_Data for this task_
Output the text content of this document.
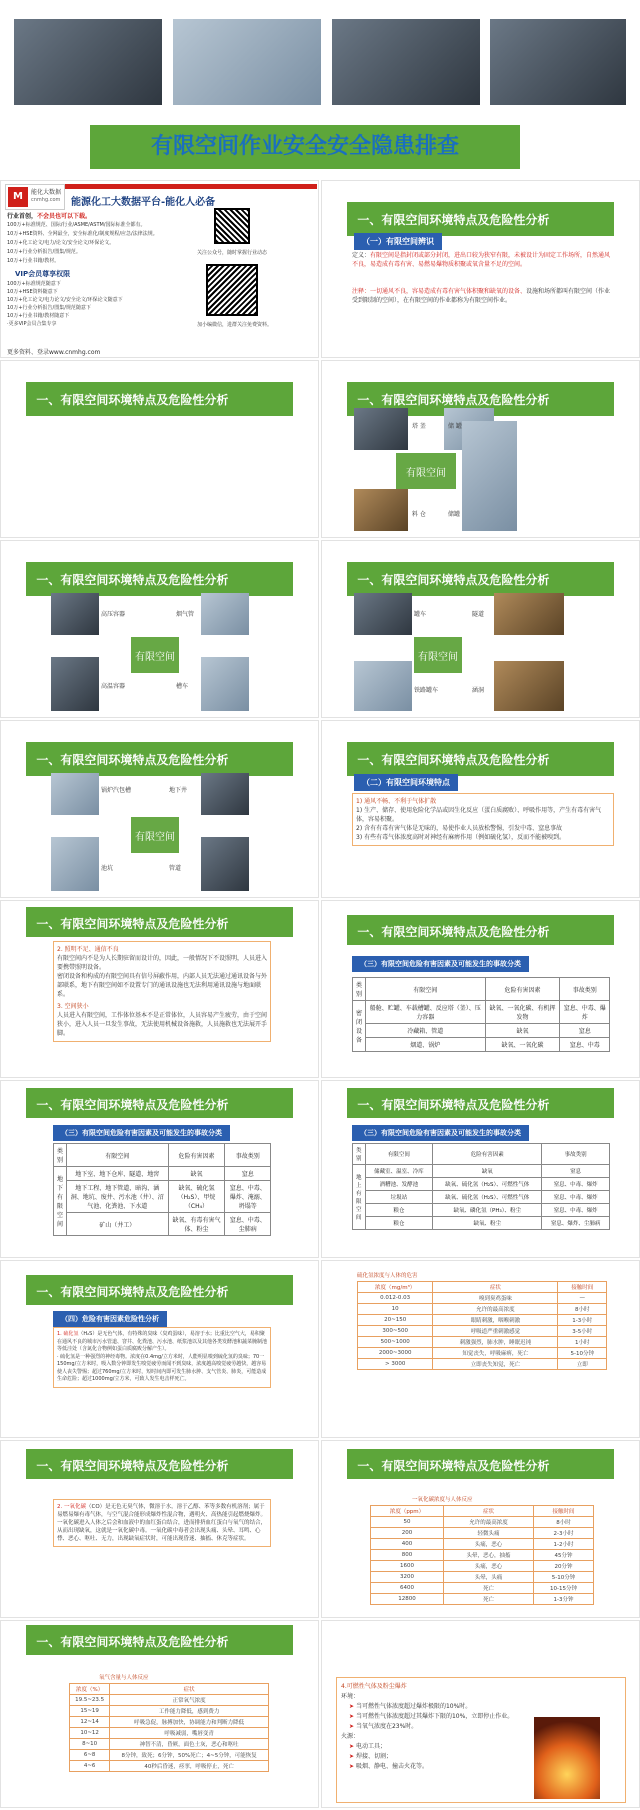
有限空间作业安全安全隐患排查
M	能化大数据
cnmhg.com 能源化工大数据平台-能化人必备
行业首创，不会员也可以下载。
100万+标准规范、国际/行业/ASME/ASTM/国际标准全都有。
10万+HSE资料、全网最全，安全标准化/制度规程/应急/法律法规。
10万+化工论文/电力/论文/安全论文/环保论文。
10万+行业分析报告/图集/规范。
10万+行业书籍/教材。
VIP会员尊享权限
100万+标准规范随意下
10万+HSE资料随意下
10万+化工论文/电力论文/安全论文/环保论文随意下
10万+行业分析报告/图集/规范随意下
10万+行业书籍/教材随意下
·更多VIP会员合集专享
更多资料、登录www.cnmhg.com
关注公众号，随时掌握行业动态
加小编微信，进群关注免费资料。
一、有限空间环境特点及危险性分析
（一）有限空间辨识
定义：有限空间是指封闭或部分封闭，进出口较为狭窄有限，未被设计为固定工作场所，自然通风不良，易造成有毒有害、易燃易爆物质积聚或氧含量不足的空间。
注释：一切通风不良，容易造成有毒有害气体积聚和缺氧的设备、设施和场所都叫有限空间（作业受到限制的空间），在有限空间的作业都称为有限空间作业。
一、有限空间环境特点及危险性分析	一、有限空间环境特点及危险性分析
塔 釜	储 罐
有限空间
料 仓	储罐
一、有限空间环境特点及危险性分析
高压容器	烟气管
有限空间
高温容器	槽车
一、有限空间环境特点及危险性分析
罐车	隧道
有限空间
铁路罐车	涵洞
一、有限空间环境特点及危险性分析
锅炉汽包槽	地下井
有限空间
池坑	管道
一、有限空间环境特点及危险性分析
（二）有限空间环境特点
1) 通风不畅、不利于气体扩散
1) 生产、储存、使用危险化学品或因生化反应（蛋白质腐败）、呼吸作用等，产生有毒有害气体，容易积聚。
2) 含有有毒有害气体是无味的，易使作业人员放松警惕，引发中毒、窒息事故
3) 有些有毒气体浓度高时对神经有麻痹作用（例如硫化氢），反而不能被嗅到。
一、有限空间环境特点及危险性分析
2. 照明不足、通信不良
有限空间内不是为人长期驻留而设计的，因此，一般情况下不设照明，人员进入要携带照明设备。
密闭设备和构成的有限空间具有信号屏蔽作用，内部人员无法通过通讯设备与外部联系，地下有限空间如不设置专门的通讯设施也无法利用通讯设施与地面联系。
3. 空间狭小
人员进入有限空间，工作体位基本不是正常体位，人员容易产生疲劳，由于空间狭小，进入人员一旦发生事故，无法使用机械设备施救，人员施救也无法展开手脚。
一、有限空间环境特点及危险性分析
（三）有限空间危险有害因素及可能发生的事故分类
类别	有限空间	危险有害因素	事故类别
密闭设备	船舱、贮罐、车载槽罐、反应塔（釜）、压力容器	缺氧、一氧化碳、有机挥发物	窒息、中毒、爆炸
	冷藏箱、管道	缺氧	窒息
	烟道、锅炉	缺氧、一氧化碳	窒息、中毒
一、有限空间环境特点及危险性分析
（三）有限空间危险有害因素及可能发生的事故分类
类别	有限空间	危险有害因素	事故类别
地下有限空间	地下室、地下仓库、隧道、地窖	缺氧	窒息
	地下工程、地下管道、暗沟、涵洞、地坑、废井、污水池（井）、沼气池、化粪池、下水道	缺氧、硫化氢（H₂S）、甲烷（CH₄）	窒息、中毒、爆炸、淹溺、坍塌等
	矿山（井工）	缺氧、有毒有害气体、粉尘	窒息、中毒、尘肺病
一、有限空间环境特点及危险性分析
（三）有限空间危险有害因素及可能发生的事故分类
类别	有限空间	危险有害因素	事故类别
地上有限空间	储藏室、温室、冷库	缺氧	窒息
	酒糟池、发酵池	缺氧、硫化氢（H₂S）、可燃性气体	窒息、中毒、爆炸
	垃圾站	缺氧、硫化氢（H₂S）、可燃性气体	窒息、中毒、爆炸
	粮仓	缺氧、磷化氢（PH₃）、粉尘	窒息、中毒、爆炸
	粮仓	缺氧、粉尘	窒息、爆炸、尘肺病
一、有限空间环境特点及危险性分析
（四）危险有害因素危险性分析
1. 硫化氢（H₂S）是无色气体，有特殊的臭味（臭鸡蛋味），易溶于水；比重比空气大，易积聚在通风不良的城市污水管道、窨井、化粪池、污水池、纸浆池以及其他各类发酵池和蔬菜腌制池等低洼处（含氮化合物例如蛋白质腐败分解产生）。
· 硫化氢是一种强烈的神经毒物。浓度在0.4mg/立方米时，人能明显嗅到硫化氢的臭味；70一150mg/立方米时，吸入数分钟即发生嗅觉疲劳而闻不到臭味，浓度越高嗅觉疲劳越快，越容易使人丧失警惕；超过760mg/立方米时，短时间内即可发生肺水肿、支气管炎、肺炎，可能造成生命危险；超过1000mg/立方米，可致人发生电击样死亡。
硫化氢浓度与人体的危害
浓度（mg/m³）	症状	接触时间
0.012-0.03	嗅到臭鸡蛋味	—
10	允许的最高浓度	8小时
20~150	眼睛刺激，咽喉刺激	1-3小时
300~500	呼吸道严重刺激感觉	3-5小时
500~1000	刺激强烈，肺水肿，睡眠迟钝	1小时
2000~3000	知觉丧失，呼吸麻痹，死亡	5-10分钟
> 3000	立即丧失知觉，死亡	立即
一、有限空间环境特点及危险性分析
2. 一氧化碳（CO）是无色无臭气体，微溶于水，溶于乙醇、苯等多数有机溶剂；属于易燃易爆有毒气体，与空气混合能形成爆炸性混合物，遇明火、高热能引起燃烧爆炸。一氧化碳进入人体之后会和血液中的血红蛋白结合，进而排挤血红蛋白与氧气的结合，从而出现缺氧，这就是一氧化碳中毒。一氧化碳中毒者会出现头痛、头晕、耳鸣、心悸、恶心、呕吐、无力，出现缺氧症状时，可能出现昏迷、抽搐、休克等症状。
一、有限空间环境特点及危险性分析
一氧化碳浓度与人体反应
浓度（ppm）	症状	接触时间
50	允许的最高浓度	8小时
200	轻微头痛	2-3小时
400	头痛，恶心	1-2小时
800	头晕，恶心，抽搐	45分钟
1600	头痛，恶心	20分钟
3200	头晕，头痛	5-10分钟
6400	死亡	10-15分钟
12800	死亡	1-3分钟
一、有限空间环境特点及危险性分析
氧气含量与人体反应
浓度（%）	症状
19.5~23.5	正常氧气浓度
15~19	工作能力降低，感到费力
12~14	呼吸急促，脉搏加快，协调能力和判断力降低
10~12	呼吸减弱，嘴唇变青
8~10	神智不清，昏厥，面色土灰，恶心和呕吐
6~8	8分钟，致死；6分钟，50%死亡；4~5分钟，可能恢复
4~6	40秒后昏迷，痉挛，呼吸停止，死亡
4.可燃性气体及粉尘爆炸
环境：
➤ 当可燃性气体浓度超过爆炸极限的10%时。
➤ 当可燃性气体浓度超过其爆炸下限的10%，立即停止作业。
➤ 当氧气浓度在23%时。
火源：
➤ 电动工具；
➤ 焊接、切割；
➤ 吸烟、静电、撞击火花等。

_The task_
Search the material above for "化工论文". Pull out each line where it shows up.

_Task answer_
10万+化工论文/电力/论文/安全论文/环保论文。
10万+化工论文/电力论文/安全论文/环保论文随意下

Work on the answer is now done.